__Excerpt provided__:
Index Home About Blog
From: (John R. Mashey)
Newsgroups: sci.math.num-analysis,comp.arch
Subject: Re: [++] Why 64-bit games? (Was: Re: Speed, and its need ...)
Date: 4 Jun 1996 16:53:17 GMT

In article <>, (Jan Vorbrueggen) writes:

|> In article <4p0cd1$> (John
|> R. Mashey) writes:
|>    If one took a MIPS-like design and added a carry bit, you'd get 3
|>    instructions: add-high-pieces, add-low-pieces,
|>    add-fromcarry-to-high-result
|> No, you get two instruction: add-lower-parts, add-higher-parts-with-carry -
|> i.e., you have the with and without variants of the integer add/substract
|> instructions instead of a seperate add-carry.

No, you get 3 instructions: that's why I said a MIPS-like design, which
uses 2-input adders; while there may be other useful reasons for doing 3-input
adders, most designers wouldn't do this just to save 1 clock for
multiprecision adds... 

Note, of course, that out-of-order-register-renamed designs may get
even more complexified by the existence of things like carry bits or
other status flags.  For instance, this is relatively straightforward on
MIPS, since each integer operation creates 1 64-bit result (with exception of
integer mul/div, which of course caused a painful special case), which is
renamed onto a set of physical registers 2X larger than the set of logical
registers.  Now, one could widen the result register to contain carry flags,
condition codes and such; however, you have probably introduced yet
another set of dependency checks required to be done by the instruction
scheduler.   Remember: in aggressive modern implementations, something
like a carry bit is *not* just one simple bit of state in a register somewhere;
there may well be a copy of it with every result, and there may be some
extensive logic to check its setting and use, if you don't want it to
become a resource that ends up serializing most instructions...

-john mashey    DISCLAIMER: <generic disclaimer, I speak for me only, etc>
DDD:    415-933-3090	FAX: 415-967-8496
USPS:   Silicon Graphics 6L-005, 2011 N. Shoreline Blvd, Mountain View, CA 94039-7311

From: (John R. Mashey)
Newsgroups: comp.arch
Subject: Re: [++] Why 64-bit games? (Was: Re: Speed, and its need ...)
Date: 5 Jun 1996 04:36:38 GMT

In article <zalman-0406961727100001@>, (Zalman Stern) writes:

|> I'm not sure what John is disagreeing with me about...

__Information shown__:
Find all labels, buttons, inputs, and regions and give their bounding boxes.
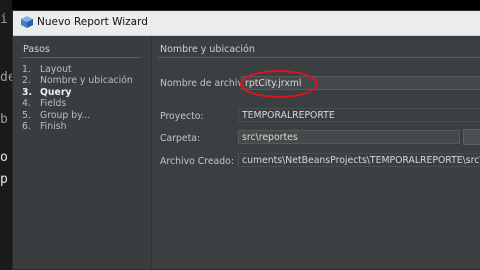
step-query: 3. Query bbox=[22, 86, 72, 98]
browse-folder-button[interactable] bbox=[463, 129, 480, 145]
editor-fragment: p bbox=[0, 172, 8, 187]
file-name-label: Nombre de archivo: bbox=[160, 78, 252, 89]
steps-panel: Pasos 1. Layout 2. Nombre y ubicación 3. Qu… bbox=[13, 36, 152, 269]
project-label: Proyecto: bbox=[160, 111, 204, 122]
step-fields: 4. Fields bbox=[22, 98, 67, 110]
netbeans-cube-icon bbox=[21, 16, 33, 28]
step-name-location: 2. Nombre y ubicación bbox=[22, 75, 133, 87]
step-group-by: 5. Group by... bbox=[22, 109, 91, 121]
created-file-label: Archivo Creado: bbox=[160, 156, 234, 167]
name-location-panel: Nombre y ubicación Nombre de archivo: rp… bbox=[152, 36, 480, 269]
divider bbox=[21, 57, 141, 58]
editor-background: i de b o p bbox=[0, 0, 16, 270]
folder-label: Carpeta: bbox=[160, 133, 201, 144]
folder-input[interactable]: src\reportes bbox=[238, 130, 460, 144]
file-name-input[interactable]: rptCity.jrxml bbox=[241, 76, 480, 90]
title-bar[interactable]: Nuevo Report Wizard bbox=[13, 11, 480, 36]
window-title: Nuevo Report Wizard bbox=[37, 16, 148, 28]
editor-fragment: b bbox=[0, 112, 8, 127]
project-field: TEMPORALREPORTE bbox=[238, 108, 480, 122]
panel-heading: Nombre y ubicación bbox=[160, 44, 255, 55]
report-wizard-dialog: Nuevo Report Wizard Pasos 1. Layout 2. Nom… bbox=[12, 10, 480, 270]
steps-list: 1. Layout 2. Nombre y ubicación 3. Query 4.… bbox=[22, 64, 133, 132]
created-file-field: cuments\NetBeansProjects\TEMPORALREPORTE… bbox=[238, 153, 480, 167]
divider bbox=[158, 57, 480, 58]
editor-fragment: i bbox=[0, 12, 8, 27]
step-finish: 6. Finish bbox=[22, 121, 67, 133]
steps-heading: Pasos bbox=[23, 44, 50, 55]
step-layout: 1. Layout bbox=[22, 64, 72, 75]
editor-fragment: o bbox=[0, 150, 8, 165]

---

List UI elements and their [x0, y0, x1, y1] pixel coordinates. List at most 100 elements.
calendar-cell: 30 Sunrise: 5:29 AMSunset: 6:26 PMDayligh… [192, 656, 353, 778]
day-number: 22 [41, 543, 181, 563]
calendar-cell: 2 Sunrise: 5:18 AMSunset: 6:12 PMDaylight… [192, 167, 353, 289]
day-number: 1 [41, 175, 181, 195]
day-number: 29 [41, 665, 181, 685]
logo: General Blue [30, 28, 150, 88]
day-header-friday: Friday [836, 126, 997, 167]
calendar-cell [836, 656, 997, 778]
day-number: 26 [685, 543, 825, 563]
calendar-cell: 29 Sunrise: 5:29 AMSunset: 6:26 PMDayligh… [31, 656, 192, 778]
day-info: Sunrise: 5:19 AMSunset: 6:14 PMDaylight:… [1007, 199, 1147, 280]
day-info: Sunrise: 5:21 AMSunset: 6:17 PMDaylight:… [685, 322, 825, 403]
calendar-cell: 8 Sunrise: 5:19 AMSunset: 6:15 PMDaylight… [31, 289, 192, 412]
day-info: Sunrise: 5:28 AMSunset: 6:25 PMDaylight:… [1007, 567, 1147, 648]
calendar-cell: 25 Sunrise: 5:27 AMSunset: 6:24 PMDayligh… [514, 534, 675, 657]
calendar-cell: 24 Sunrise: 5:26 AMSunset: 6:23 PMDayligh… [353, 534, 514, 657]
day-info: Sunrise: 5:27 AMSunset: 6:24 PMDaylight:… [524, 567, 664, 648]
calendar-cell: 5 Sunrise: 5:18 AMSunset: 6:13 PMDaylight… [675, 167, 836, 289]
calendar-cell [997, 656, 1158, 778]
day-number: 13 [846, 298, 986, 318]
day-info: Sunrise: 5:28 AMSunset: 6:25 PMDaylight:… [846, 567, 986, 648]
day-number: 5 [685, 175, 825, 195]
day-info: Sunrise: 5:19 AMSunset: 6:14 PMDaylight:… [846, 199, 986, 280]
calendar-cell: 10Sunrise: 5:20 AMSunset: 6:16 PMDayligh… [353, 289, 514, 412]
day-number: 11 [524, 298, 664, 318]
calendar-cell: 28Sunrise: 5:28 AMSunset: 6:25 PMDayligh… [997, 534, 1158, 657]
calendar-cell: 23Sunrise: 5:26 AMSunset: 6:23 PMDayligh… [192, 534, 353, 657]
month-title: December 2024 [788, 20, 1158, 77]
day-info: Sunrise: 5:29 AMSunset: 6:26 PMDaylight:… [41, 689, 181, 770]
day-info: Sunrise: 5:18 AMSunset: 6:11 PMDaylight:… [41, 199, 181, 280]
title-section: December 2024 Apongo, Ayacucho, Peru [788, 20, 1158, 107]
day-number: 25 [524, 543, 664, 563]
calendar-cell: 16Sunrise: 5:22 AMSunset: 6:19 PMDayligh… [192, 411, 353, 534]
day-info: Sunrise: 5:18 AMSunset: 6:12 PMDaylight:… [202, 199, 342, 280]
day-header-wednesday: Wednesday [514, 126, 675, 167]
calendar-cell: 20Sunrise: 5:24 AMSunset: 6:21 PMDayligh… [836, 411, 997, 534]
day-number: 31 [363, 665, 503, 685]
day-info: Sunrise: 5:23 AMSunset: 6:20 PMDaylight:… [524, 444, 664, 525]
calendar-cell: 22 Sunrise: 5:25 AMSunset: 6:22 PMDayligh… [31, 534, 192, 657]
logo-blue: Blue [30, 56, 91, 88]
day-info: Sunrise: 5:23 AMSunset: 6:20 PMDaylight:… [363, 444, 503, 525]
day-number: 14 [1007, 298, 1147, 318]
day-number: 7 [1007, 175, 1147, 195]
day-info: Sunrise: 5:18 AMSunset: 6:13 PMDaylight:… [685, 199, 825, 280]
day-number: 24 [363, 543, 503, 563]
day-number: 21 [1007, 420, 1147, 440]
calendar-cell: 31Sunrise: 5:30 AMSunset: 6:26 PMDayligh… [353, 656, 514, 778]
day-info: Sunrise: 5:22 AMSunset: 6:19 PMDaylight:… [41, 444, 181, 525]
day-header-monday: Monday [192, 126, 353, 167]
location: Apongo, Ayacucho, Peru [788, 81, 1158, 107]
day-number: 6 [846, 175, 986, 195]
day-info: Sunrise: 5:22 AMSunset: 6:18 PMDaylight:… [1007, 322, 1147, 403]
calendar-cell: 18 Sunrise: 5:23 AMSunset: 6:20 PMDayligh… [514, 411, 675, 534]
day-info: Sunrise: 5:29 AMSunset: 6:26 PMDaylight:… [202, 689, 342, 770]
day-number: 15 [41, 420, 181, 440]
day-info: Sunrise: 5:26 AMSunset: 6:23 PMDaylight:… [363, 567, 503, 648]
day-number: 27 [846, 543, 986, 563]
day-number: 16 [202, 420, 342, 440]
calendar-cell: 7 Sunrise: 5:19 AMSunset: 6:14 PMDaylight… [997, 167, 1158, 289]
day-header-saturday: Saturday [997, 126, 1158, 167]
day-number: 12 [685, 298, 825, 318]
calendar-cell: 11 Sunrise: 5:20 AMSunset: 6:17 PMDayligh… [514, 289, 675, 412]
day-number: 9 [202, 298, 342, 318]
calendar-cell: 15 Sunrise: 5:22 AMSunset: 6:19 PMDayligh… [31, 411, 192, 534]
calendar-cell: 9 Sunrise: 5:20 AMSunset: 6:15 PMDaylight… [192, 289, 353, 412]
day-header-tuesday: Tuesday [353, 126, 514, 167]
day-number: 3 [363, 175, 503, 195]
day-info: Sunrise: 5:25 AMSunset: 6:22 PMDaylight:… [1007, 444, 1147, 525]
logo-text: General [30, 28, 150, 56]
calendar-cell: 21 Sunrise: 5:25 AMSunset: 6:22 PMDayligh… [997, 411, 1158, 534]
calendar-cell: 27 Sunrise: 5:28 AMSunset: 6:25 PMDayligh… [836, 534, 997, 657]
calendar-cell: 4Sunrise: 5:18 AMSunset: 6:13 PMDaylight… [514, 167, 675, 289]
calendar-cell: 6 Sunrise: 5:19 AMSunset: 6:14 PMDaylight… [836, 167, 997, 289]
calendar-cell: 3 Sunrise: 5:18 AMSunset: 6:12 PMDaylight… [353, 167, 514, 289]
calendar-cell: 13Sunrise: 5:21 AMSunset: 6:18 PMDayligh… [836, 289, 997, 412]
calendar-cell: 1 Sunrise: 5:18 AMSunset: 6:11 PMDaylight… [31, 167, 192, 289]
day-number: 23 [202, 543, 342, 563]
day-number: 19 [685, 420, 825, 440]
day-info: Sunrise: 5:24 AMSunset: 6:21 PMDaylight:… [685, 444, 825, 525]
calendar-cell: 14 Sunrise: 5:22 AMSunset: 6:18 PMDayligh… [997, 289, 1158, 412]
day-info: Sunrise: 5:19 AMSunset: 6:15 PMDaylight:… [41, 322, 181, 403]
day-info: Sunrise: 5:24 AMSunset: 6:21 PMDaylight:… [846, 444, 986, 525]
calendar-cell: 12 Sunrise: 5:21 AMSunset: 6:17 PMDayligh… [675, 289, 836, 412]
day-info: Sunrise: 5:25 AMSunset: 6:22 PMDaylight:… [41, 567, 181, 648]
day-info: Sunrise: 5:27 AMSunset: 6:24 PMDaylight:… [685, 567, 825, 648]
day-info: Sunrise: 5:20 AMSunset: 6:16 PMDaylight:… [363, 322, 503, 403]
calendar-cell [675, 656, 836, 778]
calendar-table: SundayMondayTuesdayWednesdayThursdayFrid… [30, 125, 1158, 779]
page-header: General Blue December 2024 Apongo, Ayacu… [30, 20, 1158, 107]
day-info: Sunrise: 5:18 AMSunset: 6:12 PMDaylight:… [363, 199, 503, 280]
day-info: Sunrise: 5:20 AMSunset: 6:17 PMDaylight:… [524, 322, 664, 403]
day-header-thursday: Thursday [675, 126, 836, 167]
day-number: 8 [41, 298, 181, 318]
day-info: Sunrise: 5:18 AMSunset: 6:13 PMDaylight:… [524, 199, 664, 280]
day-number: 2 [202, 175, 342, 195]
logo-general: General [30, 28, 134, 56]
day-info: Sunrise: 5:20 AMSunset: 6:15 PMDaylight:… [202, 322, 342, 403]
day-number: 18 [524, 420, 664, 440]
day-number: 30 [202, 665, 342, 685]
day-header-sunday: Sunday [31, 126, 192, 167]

__To-do list__:
**a)** Echo the passage of the Usenet post on carry bits from "Newsgroups: comp.arch" up to and including "with me about...".
**b)** In the listing, rewrite the lines from the line with "step-query: 3. Query bbox=[22, 86, 72, 98]" up to and including the line with "130, 460, 144]", replacing "divider" with "separator" and keeping everything else unchanged. Return only those lines.

__Answers for the exercise__:
**a)**
Newsgroups: comp.arch
Subject: Re: [++] Why 64-bit games? (Was: Re: Speed, and its need ...)
Date: 5 Jun 1996 04:36:38 GMT

In article <zalman-0406961727100001@>, (Zalman Stern) writes:

|> I'm not sure what John is disagreeing with me about...

**b)**
step-query: 3. Query bbox=[22, 86, 72, 98]
browse-folder-button[interactable] bbox=[463, 129, 480, 145]
editor-fragment: p bbox=[0, 172, 8, 187]
file-name-label: Nombre de archivo: bbox=[160, 78, 252, 89]
steps-panel: Pasos 1. Layout 2. Nombre y ubicación 3. Qu… bbox=[13, 36, 152, 269]
project-label: Proyecto: bbox=[160, 111, 204, 122]
step-fields: 4. Fields bbox=[22, 98, 67, 110]
netbeans-cube-icon bbox=[21, 16, 33, 28]
step-name-location: 2. Nombre y ubicación bbox=[22, 75, 133, 87]
step-group-by: 5. Group by... bbox=[22, 109, 91, 121]
created-file-label: Archivo Creado: bbox=[160, 156, 234, 167]
name-location-panel: Nombre y ubicación Nombre de archivo: rp… bbox=[152, 36, 480, 269]
separator bbox=[21, 57, 141, 58]
editor-background: i de b o p bbox=[0, 0, 16, 270]
folder-label: Carpeta: bbox=[160, 133, 201, 144]
folder-input[interactable]: src\reportes bbox=[238, 130, 460, 144]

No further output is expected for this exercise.